— Stated task —
Extract every line that contains the word "Delete".

— Items —
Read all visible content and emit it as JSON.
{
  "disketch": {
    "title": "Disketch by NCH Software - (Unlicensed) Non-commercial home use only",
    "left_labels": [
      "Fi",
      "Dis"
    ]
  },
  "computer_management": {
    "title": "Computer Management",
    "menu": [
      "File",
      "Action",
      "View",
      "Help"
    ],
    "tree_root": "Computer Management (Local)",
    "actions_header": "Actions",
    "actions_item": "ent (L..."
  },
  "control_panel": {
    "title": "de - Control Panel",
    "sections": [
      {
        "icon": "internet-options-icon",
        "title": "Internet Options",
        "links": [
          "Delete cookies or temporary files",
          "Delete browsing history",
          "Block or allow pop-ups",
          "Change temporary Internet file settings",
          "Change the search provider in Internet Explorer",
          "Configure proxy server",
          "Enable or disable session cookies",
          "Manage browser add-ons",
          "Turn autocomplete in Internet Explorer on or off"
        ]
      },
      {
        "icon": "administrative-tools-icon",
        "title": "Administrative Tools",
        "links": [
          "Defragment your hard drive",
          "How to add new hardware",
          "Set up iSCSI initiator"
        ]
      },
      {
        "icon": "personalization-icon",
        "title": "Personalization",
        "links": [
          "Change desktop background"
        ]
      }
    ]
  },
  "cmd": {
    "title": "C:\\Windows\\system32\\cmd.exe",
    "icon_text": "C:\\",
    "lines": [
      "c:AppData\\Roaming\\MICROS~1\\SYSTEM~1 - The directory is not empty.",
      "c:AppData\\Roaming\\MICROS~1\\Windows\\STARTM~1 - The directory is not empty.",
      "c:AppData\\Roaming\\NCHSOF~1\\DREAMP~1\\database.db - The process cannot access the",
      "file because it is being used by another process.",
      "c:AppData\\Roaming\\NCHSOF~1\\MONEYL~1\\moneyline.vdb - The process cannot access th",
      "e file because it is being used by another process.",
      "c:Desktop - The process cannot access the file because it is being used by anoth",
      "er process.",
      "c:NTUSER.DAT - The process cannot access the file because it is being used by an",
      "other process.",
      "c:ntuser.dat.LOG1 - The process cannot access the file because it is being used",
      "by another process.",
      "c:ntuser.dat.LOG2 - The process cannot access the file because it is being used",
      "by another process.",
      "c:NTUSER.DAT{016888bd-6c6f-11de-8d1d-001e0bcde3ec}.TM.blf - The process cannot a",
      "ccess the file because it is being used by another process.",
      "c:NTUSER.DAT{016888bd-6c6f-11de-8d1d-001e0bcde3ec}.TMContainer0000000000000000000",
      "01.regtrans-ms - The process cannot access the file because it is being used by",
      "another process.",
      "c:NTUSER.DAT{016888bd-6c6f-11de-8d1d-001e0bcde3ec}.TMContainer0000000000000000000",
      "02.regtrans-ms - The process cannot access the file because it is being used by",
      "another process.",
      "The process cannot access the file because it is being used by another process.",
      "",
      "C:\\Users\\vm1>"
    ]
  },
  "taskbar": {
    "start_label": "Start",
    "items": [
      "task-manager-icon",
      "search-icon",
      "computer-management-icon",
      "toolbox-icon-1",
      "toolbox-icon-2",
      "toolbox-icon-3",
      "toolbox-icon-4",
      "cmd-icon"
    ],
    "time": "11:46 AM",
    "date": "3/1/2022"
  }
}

— Answer to this problem —
          "Delete cookies or temporary files",
          "Delete browsing history",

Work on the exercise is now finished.